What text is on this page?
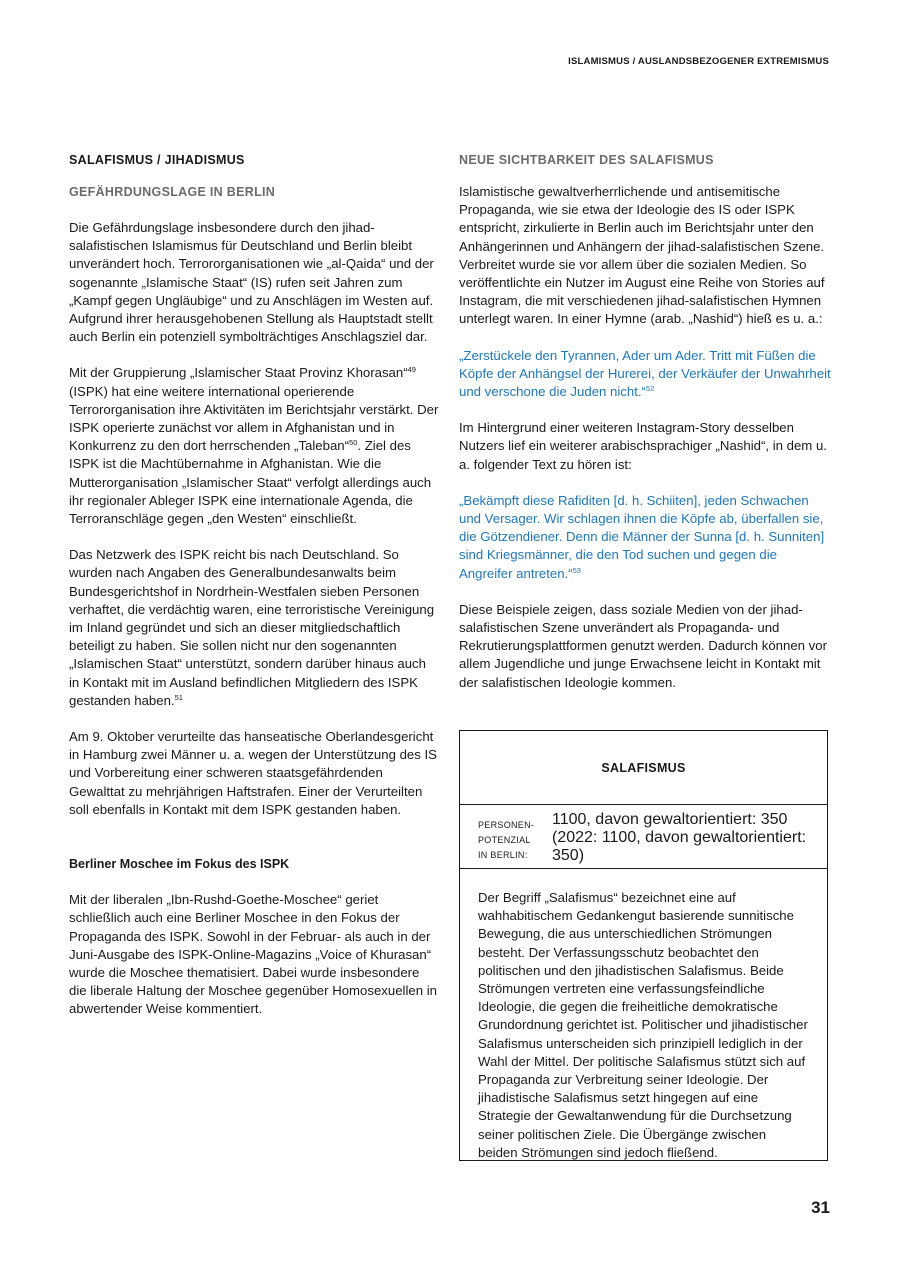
ISLAMISMUS / AUSLANDSBEZOGENER EXTREMISMUS
SALAFISMUS / JIHADISMUS
GEFÄHRDUNGSLAGE IN BERLIN

Die Gefährdungslage insbesondere durch den jihad-salafistischen Islamismus für Deutschland und Berlin bleibt unverändert hoch. Terrororganisationen wie „al-Qaida“ und der sogenannte „Islamische Staat“ (IS) rufen seit Jahren zum „Kampf gegen Ungläubige“ und zu Anschlägen im Westen auf. Aufgrund ihrer herausgehobenen Stellung als Hauptstadt stellt auch Berlin ein potenziell symbolträchtiges Anschlagsziel dar.

Mit der Gruppierung „Islamischer Staat Provinz Khorasan“$^{49}$ (ISPK) hat eine weitere international operierende Terrororganisation ihre Aktivitäten im Berichtsjahr verstärkt. Der ISPK operierte zunächst vor allem in Afghanistan und in Konkurrenz zu den dort herrschenden „Taleban“$^{50}$. Ziel des ISPK ist die Machtübernahme in Afghanistan. Wie die Mutterorganisation „Islamischer Staat“ verfolgt allerdings auch ihr regionaler Ableger ISPK eine internationale Agenda, die Terroranschläge gegen „den Westen“ einschließt.

Das Netzwerk des ISPK reicht bis nach Deutschland. So wurden nach Angaben des Generalbundesanwalts beim Bundesgerichtshof in Nordrhein-Westfalen sieben Personen verhaftet, die verdächtig waren, eine terroristische Vereinigung im Inland gegründet und sich an dieser mitgliedschaftlich beteiligt zu haben. Sie sollen nicht nur den sogenannten „Islamischen Staat“ unterstützt, sondern darüber hinaus auch in Kontakt mit im Ausland befindlichen Mitgliedern des ISPK gestanden haben.$^{51}$

Am 9. Oktober verurteilte das hanseatische Oberlandesgericht in Hamburg zwei Männer u. a. wegen der Unterstützung des IS und Vorbereitung einer schweren staatsgefährdenden Gewalttat zu mehrjährigen Haftstrafen. Einer der Verurteilten soll ebenfalls in Kontakt mit dem ISPK gestanden haben.

Berliner Moschee im Fokus des ISPK

Mit der liberalen „Ibn-Rushd-Goethe-Moschee“ geriet schließlich auch eine Berliner Moschee in den Fokus der Propaganda des ISPK. Sowohl in der Februar- als auch in der Juni-Ausgabe des ISPK-Online-Magazins „Voice of Khurasan“ wurde die Moschee thematisiert. Dabei wurde insbesondere die liberale Haltung der Moschee gegenüber Homosexuellen in abwertender Weise kommentiert.

NEUE SICHTBARKEIT DES SALAFISMUS

Islamistische gewaltverherrlichende und antisemitische Propaganda, wie sie etwa der Ideologie des IS oder ISPK entspricht, zirkulierte in Berlin auch im Berichtsjahr unter den Anhängerinnen und Anhängern der jihad-salafistischen Szene. Verbreitet wurde sie vor allem über die sozialen Medien. So veröffentlichte ein Nutzer im August eine Reihe von Stories auf Instagram, die mit verschiedenen jihad-salafistischen Hymnen unterlegt waren. In einer Hymne (arab. „Nashid“) hieß es u. a.:

„Zerstückele den Tyrannen, Ader um Ader. Tritt mit Füßen die Köpfe der Anhängsel der Hurerei, der Verkäufer der Unwahrheit und verschone die Juden nicht.“$^{52}$

Im Hintergrund einer weiteren Instagram-Story desselben Nutzers lief ein weiterer arabischsprachiger „Nashid“, in dem u. a. folgender Text zu hören ist:

„Bekämpft diese Rafiditen [d. h. Schiiten], jeden Schwachen und Versager. Wir schlagen ihnen die Köpfe ab, überfallen sie, die Götzendiener. Denn die Männer der Sunna [d. h. Sunniten] sind Kriegsmänner, die den Tod suchen und gegen die Angreifer antreten.“$^{53}$

Diese Beispiele zeigen, dass soziale Medien von der jihad-salafistischen Szene unverändert als Propaganda- und Rekrutierungsplattformen genutzt werden. Dadurch können vor allem Jugendliche und junge Erwachsene leicht in Kontakt mit der salafistischen Ideologie kommen.

SALAFISMUS
PERSONEN-
POTENZIAL
IN BERLIN:
1100, davon gewaltorientiert: 350 (2022: 1100, davon gewaltorientiert: 350)

Der Begriff „Salafismus“ bezeichnet eine auf wahhabitischem Gedankengut basierende sunnitische Bewegung, die aus unterschiedlichen Strömungen besteht. Der Verfassungsschutz beobachtet den politischen und den jihadistischen Salafismus. Beide Strömungen vertreten eine verfassungsfeindliche Ideologie, die gegen die freiheitliche demokratische Grundordnung gerichtet ist. Politischer und jihadistischer Salafismus unterscheiden sich prinzipiell lediglich in der Wahl der Mittel. Der politische Salafismus stützt sich auf Propaganda zur Verbreitung seiner Ideologie. Der jihadistische Salafismus setzt hingegen auf eine Strategie der Gewaltanwendung für die Durchsetzung seiner politischen Ziele. Die Übergänge zwischen beiden Strömungen sind jedoch fließend.

31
———
# [Problem]
Reproduce all entries without any change, and omit the pictures.

# [Exercise answer]
What text is on this page?
ISLAMISMUS / AUSLANDSBEZOGENER EXTREMISMUS
SALAFISMUS / JIHADISMUS
GEFÄHRDUNGSLAGE IN BERLIN

Die Gefährdungslage insbesondere durch den jihad-salafistischen Islamismus für Deutschland und Berlin bleibt unverändert hoch. Terrororganisationen wie „al-Qaida“ und der sogenannte „Islamische Staat“ (IS) rufen seit Jahren zum „Kampf gegen Ungläubige“ und zu Anschlägen im Westen auf. Aufgrund ihrer herausgehobenen Stellung als Hauptstadt stellt auch Berlin ein potenziell symbolträchtiges Anschlagsziel dar.

Mit der Gruppierung „Islamischer Staat Provinz Khorasan“$^{49}$ (ISPK) hat eine weitere international operierende Terrororganisation ihre Aktivitäten im Berichtsjahr verstärkt. Der ISPK operierte zunächst vor allem in Afghanistan und in Konkurrenz zu den dort herrschenden „Taleban“$^{50}$. Ziel des ISPK ist die Machtübernahme in Afghanistan. Wie die Mutterorganisation „Islamischer Staat“ verfolgt allerdings auch ihr regionaler Ableger ISPK eine internationale Agenda, die Terroranschläge gegen „den Westen“ einschließt.

Das Netzwerk des ISPK reicht bis nach Deutschland. So wurden nach Angaben des Generalbundesanwalts beim Bundesgerichtshof in Nordrhein-Westfalen sieben Personen verhaftet, die verdächtig waren, eine terroristische Vereinigung im Inland gegründet und sich an dieser mitgliedschaftlich beteiligt zu haben. Sie sollen nicht nur den sogenannten „Islamischen Staat“ unterstützt, sondern darüber hinaus auch in Kontakt mit im Ausland befindlichen Mitgliedern des ISPK gestanden haben.$^{51}$

Am 9. Oktober verurteilte das hanseatische Oberlandesgericht in Hamburg zwei Männer u. a. wegen der Unterstützung des IS und Vorbereitung einer schweren staatsgefährdenden Gewalttat zu mehrjährigen Haftstrafen. Einer der Verurteilten soll ebenfalls in Kontakt mit dem ISPK gestanden haben.

Berliner Moschee im Fokus des ISPK

Mit der liberalen „Ibn-Rushd-Goethe-Moschee“ geriet schließlich auch eine Berliner Moschee in den Fokus der Propaganda des ISPK. Sowohl in der Februar- als auch in der Juni-Ausgabe des ISPK-Online-Magazins „Voice of Khurasan“ wurde die Moschee thematisiert. Dabei wurde insbesondere die liberale Haltung der Moschee gegenüber Homosexuellen in abwertender Weise kommentiert.

NEUE SICHTBARKEIT DES SALAFISMUS

Islamistische gewaltverherrlichende und antisemitische Propaganda, wie sie etwa der Ideologie des IS oder ISPK entspricht, zirkulierte in Berlin auch im Berichtsjahr unter den Anhängerinnen und Anhängern der jihad-salafistischen Szene. Verbreitet wurde sie vor allem über die sozialen Medien. So veröffentlichte ein Nutzer im August eine Reihe von Stories auf Instagram, die mit verschiedenen jihad-salafistischen Hymnen unterlegt waren. In einer Hymne (arab. „Nashid“) hieß es u. a.:

„Zerstückele den Tyrannen, Ader um Ader. Tritt mit Füßen die Köpfe der Anhängsel der Hurerei, der Verkäufer der Unwahrheit und verschone die Juden nicht.“$^{52}$

Im Hintergrund einer weiteren Instagram-Story desselben Nutzers lief ein weiterer arabischsprachiger „Nashid“, in dem u. a. folgender Text zu hören ist:

„Bekämpft diese Rafiditen [d. h. Schiiten], jeden Schwachen und Versager. Wir schlagen ihnen die Köpfe ab, überfallen sie, die Götzendiener. Denn die Männer der Sunna [d. h. Sunniten] sind Kriegsmänner, die den Tod suchen und gegen die Angreifer antreten.“$^{53}$

Diese Beispiele zeigen, dass soziale Medien von der jihad-salafistischen Szene unverändert als Propaganda- und Rekrutierungsplattformen genutzt werden. Dadurch können vor allem Jugendliche und junge Erwachsene leicht in Kontakt mit der salafistischen Ideologie kommen.

SALAFISMUS
PERSONEN-
POTENZIAL
IN BERLIN:
1100, davon gewaltorientiert: 350 (2022: 1100, davon gewaltorientiert: 350)

Der Begriff „Salafismus“ bezeichnet eine auf wahhabitischem Gedankengut basierende sunnitische Bewegung, die aus unterschiedlichen Strömungen besteht. Der Verfassungsschutz beobachtet den politischen und den jihadistischen Salafismus. Beide Strömungen vertreten eine verfassungsfeindliche Ideologie, die gegen die freiheitliche demokratische Grundordnung gerichtet ist. Politischer und jihadistischer Salafismus unterscheiden sich prinzipiell lediglich in der Wahl der Mittel. Der politische Salafismus stützt sich auf Propaganda zur Verbreitung seiner Ideologie. Der jihadistische Salafismus setzt hingegen auf eine Strategie der Gewaltanwendung für die Durchsetzung seiner politischen Ziele. Die Übergänge zwischen beiden Strömungen sind jedoch fließend.

31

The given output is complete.